§ **Problem statement**
From the entries that follow, gather each line holding the word "xlabel".
# # # # #
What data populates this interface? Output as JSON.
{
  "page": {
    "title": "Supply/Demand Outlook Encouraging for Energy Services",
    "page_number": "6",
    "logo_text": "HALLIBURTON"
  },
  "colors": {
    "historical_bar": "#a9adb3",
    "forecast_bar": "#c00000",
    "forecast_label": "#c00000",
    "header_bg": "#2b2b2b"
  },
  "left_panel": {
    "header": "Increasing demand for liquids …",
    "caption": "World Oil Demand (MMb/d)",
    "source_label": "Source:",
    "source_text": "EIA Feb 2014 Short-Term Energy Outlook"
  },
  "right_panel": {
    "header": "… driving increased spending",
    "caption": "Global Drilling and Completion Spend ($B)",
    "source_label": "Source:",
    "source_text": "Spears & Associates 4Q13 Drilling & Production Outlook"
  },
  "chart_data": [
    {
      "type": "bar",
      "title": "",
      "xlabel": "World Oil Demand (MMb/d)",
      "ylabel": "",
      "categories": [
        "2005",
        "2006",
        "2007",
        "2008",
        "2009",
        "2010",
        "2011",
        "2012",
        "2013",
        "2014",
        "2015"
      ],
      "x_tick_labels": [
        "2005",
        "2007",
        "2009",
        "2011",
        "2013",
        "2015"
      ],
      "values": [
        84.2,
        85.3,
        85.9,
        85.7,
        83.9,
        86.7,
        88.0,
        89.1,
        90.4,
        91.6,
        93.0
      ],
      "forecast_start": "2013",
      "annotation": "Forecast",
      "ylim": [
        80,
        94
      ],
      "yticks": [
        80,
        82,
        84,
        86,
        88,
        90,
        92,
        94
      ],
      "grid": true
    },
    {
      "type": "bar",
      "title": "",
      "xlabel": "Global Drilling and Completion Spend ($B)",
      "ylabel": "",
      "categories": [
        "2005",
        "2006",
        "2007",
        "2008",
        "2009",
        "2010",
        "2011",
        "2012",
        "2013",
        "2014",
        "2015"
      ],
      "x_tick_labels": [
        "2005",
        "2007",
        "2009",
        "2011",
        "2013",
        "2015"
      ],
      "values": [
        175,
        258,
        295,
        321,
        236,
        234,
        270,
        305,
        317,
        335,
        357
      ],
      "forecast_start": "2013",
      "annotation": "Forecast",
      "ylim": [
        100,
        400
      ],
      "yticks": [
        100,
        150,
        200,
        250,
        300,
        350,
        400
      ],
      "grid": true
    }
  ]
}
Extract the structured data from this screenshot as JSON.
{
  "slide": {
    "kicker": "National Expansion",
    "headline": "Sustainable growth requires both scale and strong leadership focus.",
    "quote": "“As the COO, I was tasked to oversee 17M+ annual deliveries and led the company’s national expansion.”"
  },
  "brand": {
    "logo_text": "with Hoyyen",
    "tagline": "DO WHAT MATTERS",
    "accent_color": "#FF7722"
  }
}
# # # # #
§ **Answer**
      "xlabel": "World Oil Demand (MMb/d)",
      "xlabel": "Global Drilling and Completion Spend ($B)",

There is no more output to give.